Records contained in a dataset:
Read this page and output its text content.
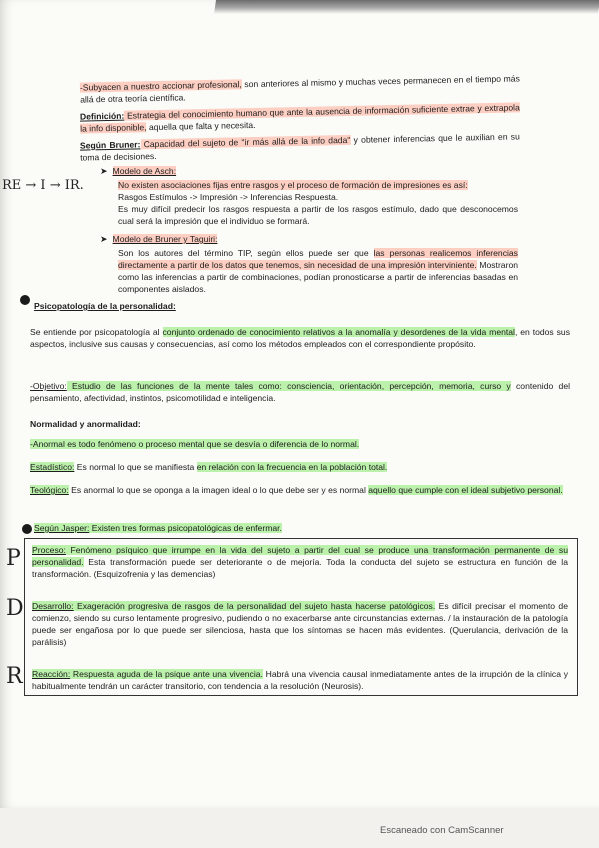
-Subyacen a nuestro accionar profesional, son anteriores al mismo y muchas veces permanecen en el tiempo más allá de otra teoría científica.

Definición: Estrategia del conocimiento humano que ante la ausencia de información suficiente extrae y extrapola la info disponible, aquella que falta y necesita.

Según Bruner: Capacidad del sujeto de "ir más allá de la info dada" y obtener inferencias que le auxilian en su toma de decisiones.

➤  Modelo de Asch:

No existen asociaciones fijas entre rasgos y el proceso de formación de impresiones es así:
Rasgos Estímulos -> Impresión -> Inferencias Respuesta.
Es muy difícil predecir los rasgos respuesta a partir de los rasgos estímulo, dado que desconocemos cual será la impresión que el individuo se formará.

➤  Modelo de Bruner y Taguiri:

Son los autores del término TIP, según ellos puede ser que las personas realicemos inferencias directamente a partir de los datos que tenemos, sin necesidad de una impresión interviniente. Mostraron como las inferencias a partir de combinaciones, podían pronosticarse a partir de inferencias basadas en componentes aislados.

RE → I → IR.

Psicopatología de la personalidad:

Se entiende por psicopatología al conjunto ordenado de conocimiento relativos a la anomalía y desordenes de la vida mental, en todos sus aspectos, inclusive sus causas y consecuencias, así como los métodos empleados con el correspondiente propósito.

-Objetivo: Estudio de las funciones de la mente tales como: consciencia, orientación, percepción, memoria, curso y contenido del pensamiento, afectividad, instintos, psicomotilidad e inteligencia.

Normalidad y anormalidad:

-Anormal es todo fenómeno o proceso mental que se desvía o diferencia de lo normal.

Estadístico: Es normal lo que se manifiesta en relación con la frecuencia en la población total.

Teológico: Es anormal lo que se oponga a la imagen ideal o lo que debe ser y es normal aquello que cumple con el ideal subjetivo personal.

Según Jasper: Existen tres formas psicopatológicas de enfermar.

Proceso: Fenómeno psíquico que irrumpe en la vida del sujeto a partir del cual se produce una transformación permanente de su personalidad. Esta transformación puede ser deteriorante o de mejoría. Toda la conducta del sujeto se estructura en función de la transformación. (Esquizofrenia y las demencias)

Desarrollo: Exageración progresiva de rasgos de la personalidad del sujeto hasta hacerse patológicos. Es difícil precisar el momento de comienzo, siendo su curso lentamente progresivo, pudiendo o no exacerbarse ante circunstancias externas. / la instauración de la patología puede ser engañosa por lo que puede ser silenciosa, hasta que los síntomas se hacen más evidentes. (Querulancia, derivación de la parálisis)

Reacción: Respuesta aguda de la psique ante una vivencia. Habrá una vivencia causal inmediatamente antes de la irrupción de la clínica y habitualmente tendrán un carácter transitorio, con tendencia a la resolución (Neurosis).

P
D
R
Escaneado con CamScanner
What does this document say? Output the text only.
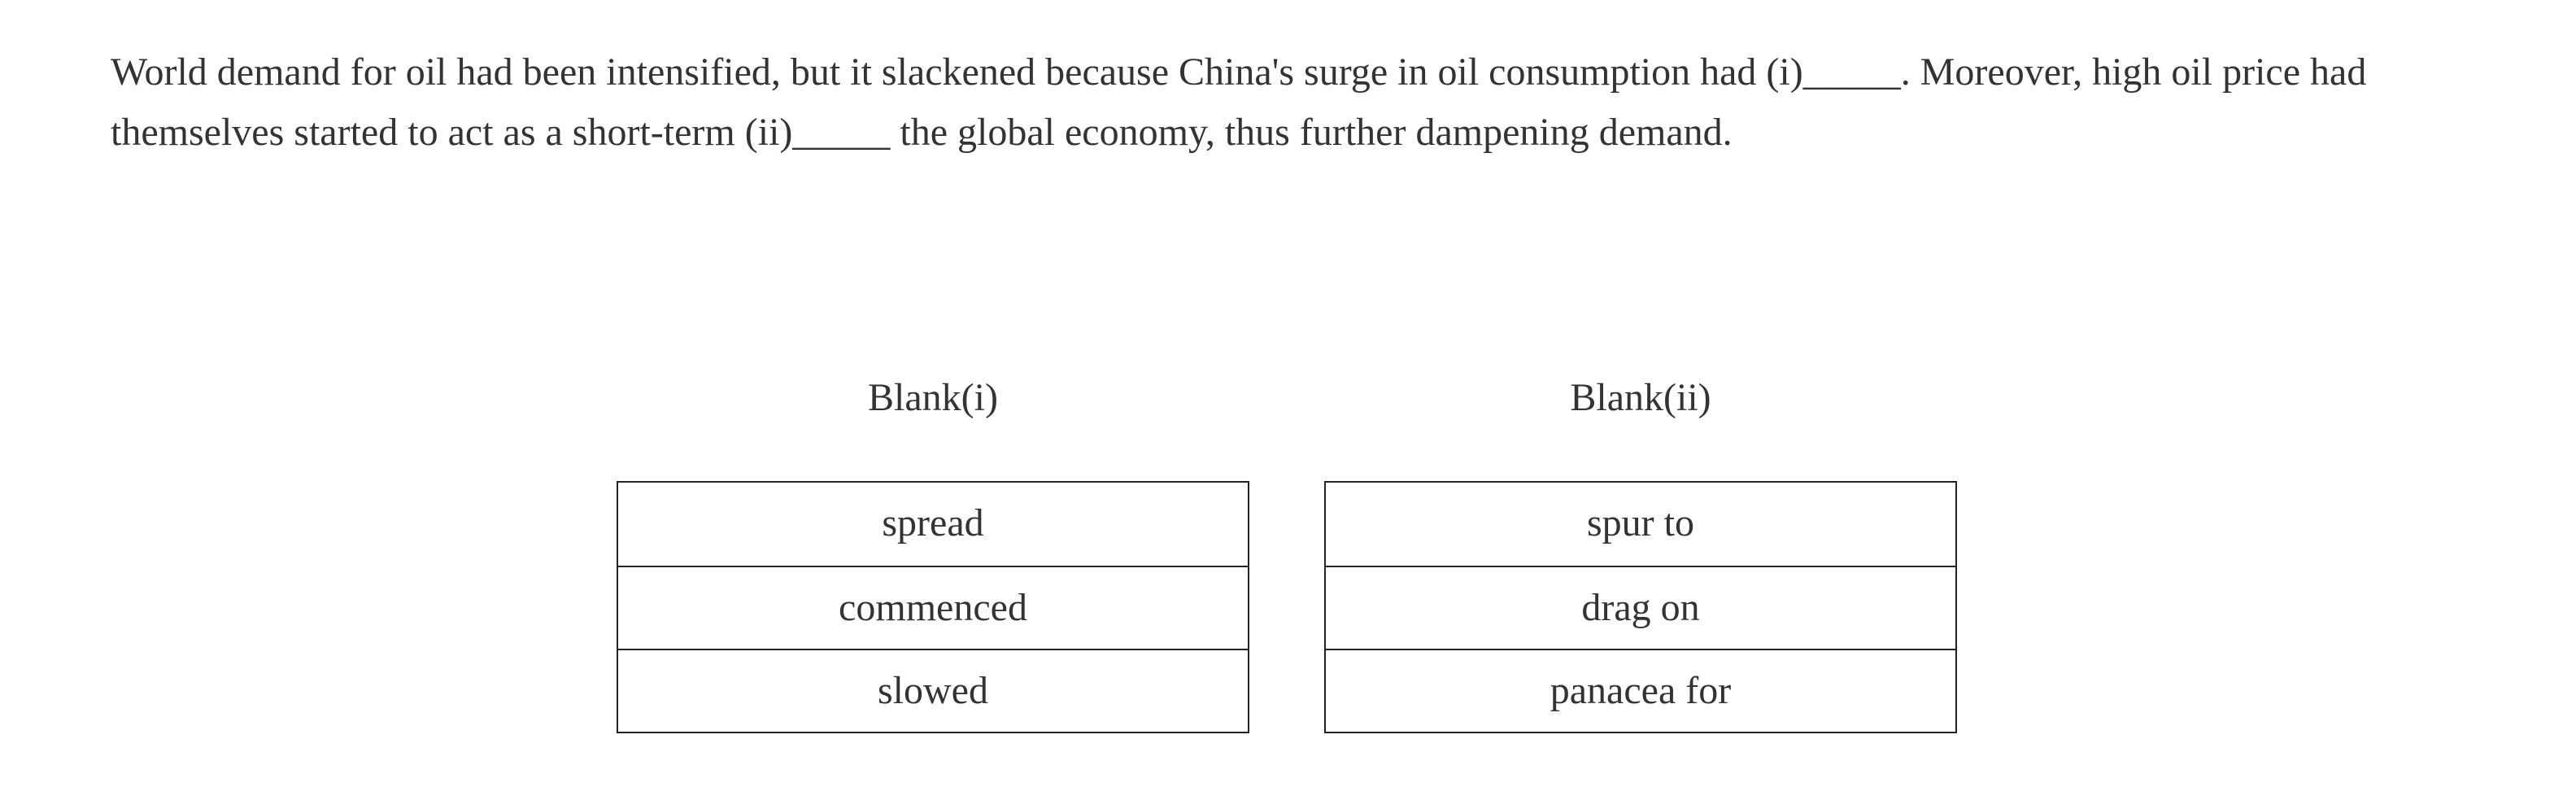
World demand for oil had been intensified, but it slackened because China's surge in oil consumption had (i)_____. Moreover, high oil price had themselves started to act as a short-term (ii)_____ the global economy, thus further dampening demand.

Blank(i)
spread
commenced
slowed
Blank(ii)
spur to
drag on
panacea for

### [Requirements]
Copy out every line of the data that includes the word "text".

### [Task result]
Read this page and output its text content.
What does this document say? Output the text only.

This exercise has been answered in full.